— TASK DESCRIPTION —
Quote all of the entries word for word.

Dataset listings of figures
···

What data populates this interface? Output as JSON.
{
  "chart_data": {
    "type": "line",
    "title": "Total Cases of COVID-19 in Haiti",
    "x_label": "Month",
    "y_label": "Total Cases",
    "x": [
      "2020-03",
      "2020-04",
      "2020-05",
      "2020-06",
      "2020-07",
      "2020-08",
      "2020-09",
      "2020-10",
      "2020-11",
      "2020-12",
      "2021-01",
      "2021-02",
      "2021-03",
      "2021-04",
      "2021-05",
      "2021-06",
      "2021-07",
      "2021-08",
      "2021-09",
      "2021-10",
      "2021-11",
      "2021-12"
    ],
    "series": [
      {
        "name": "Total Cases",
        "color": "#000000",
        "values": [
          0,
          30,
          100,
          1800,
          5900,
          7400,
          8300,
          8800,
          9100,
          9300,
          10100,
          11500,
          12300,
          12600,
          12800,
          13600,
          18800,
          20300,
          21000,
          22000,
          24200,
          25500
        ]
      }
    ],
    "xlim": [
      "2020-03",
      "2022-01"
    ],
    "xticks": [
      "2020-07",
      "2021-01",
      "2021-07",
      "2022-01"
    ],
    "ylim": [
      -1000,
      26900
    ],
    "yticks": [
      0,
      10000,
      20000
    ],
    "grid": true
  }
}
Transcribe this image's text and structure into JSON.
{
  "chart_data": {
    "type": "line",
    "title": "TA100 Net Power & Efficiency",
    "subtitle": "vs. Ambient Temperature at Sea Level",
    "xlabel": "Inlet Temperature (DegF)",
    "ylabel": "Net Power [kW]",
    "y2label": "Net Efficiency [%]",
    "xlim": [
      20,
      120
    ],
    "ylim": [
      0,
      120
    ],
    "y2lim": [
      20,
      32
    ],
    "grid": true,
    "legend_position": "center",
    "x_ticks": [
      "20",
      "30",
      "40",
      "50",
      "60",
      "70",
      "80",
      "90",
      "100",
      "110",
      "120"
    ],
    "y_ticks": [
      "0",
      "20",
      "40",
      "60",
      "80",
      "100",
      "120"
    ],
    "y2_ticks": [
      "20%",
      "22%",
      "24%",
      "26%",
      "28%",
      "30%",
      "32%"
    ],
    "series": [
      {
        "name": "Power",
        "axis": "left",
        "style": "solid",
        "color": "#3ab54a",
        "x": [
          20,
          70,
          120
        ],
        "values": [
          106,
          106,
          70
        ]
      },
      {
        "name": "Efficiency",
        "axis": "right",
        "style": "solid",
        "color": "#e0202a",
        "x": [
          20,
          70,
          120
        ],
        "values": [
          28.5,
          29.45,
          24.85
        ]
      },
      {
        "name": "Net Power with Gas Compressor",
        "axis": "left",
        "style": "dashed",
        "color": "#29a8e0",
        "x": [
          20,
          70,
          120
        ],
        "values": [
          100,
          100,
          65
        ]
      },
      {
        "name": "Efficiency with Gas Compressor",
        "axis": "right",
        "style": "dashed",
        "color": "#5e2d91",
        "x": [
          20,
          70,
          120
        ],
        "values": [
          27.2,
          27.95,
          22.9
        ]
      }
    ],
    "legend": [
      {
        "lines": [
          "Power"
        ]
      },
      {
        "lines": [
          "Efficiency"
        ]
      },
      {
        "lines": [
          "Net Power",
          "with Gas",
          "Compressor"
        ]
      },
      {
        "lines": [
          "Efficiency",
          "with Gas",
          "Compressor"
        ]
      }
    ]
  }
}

···

— RESULT OF THIS EXERCISE —
What data populates this interface? Output as JSON.
{
  "chart_data": {
    "type": "line",
    "title": "Total Cases of COVID-19 in Haiti",
    "x_label": "Month",
    "y_label": "Total Cases",
    "x": [
      "2020-03",
      "2020-04",
      "2020-05",
      "2020-06",
      "2020-07",
      "2020-08",
      "2020-09",
      "2020-10",
      "2020-11",
      "2020-12",
      "2021-01",
      "2021-02",
      "2021-03",
      "2021-04",
      "2021-05",
      "2021-06",
      "2021-07",
      "2021-08",
      "2021-09",
      "2021-10",
      "2021-11",
      "2021-12"
    ],
    "series": [
      {
        "name": "Total Cases",
        "color": "#000000",
        "values": [
          0,
          30,
          100,
          1800,
          5900,
          7400,
          8300,
          8800,
          9100,
          9300,
          10100,
          11500,
          12300,
          12600,
          12800,
          13600,
          18800,
          20300,
          21000,
          22000,
          24200,
          25500
        ]
      }
    ],
    "xlim": [
      "2020-03",
      "2022-01"
    ],
    "xticks": [
      "2020-07",
      "2021-01",
      "2021-07",
      "2022-01"
    ],
    "ylim": [
      -1000,
      26900
    ],
    "yticks": [
      0,
      10000,
      20000
    ],
    "grid": true
  }
}
Transcribe this image's text and structure into JSON.
{
  "chart_data": {
    "type": "line",
    "title": "TA100 Net Power & Efficiency",
    "subtitle": "vs. Ambient Temperature at Sea Level",
    "xlabel": "Inlet Temperature (DegF)",
    "ylabel": "Net Power [kW]",
    "y2label": "Net Efficiency [%]",
    "xlim": [
      20,
      120
    ],
    "ylim": [
      0,
      120
    ],
    "y2lim": [
      20,
      32
    ],
    "grid": true,
    "legend_position": "center",
    "x_ticks": [
      "20",
      "30",
      "40",
      "50",
      "60",
      "70",
      "80",
      "90",
      "100",
      "110",
      "120"
    ],
    "y_ticks": [
      "0",
      "20",
      "40",
      "60",
      "80",
      "100",
      "120"
    ],
    "y2_ticks": [
      "20%",
      "22%",
      "24%",
      "26%",
      "28%",
      "30%",
      "32%"
    ],
    "series": [
      {
        "name": "Power",
        "axis": "left",
        "style": "solid",
        "color": "#3ab54a",
        "x": [
          20,
          70,
          120
        ],
        "values": [
          106,
          106,
          70
        ]
      },
      {
        "name": "Efficiency",
        "axis": "right",
        "style": "solid",
        "color": "#e0202a",
        "x": [
          20,
          70,
          120
        ],
        "values": [
          28.5,
          29.45,
          24.85
        ]
      },
      {
        "name": "Net Power with Gas Compressor",
        "axis": "left",
        "style": "dashed",
        "color": "#29a8e0",
        "x": [
          20,
          70,
          120
        ],
        "values": [
          100,
          100,
          65
        ]
      },
      {
        "name": "Efficiency with Gas Compressor",
        "axis": "right",
        "style": "dashed",
        "color": "#5e2d91",
        "x": [
          20,
          70,
          120
        ],
        "values": [
          27.2,
          27.95,
          22.9
        ]
      }
    ],
    "legend": [
      {
        "lines": [
          "Power"
        ]
      },
      {
        "lines": [
          "Efficiency"
        ]
      },
      {
        "lines": [
          "Net Power",
          "with Gas",
          "Compressor"
        ]
      },
      {
        "lines": [
          "Efficiency",
          "with Gas",
          "Compressor"
        ]
      }
    ]
  }
}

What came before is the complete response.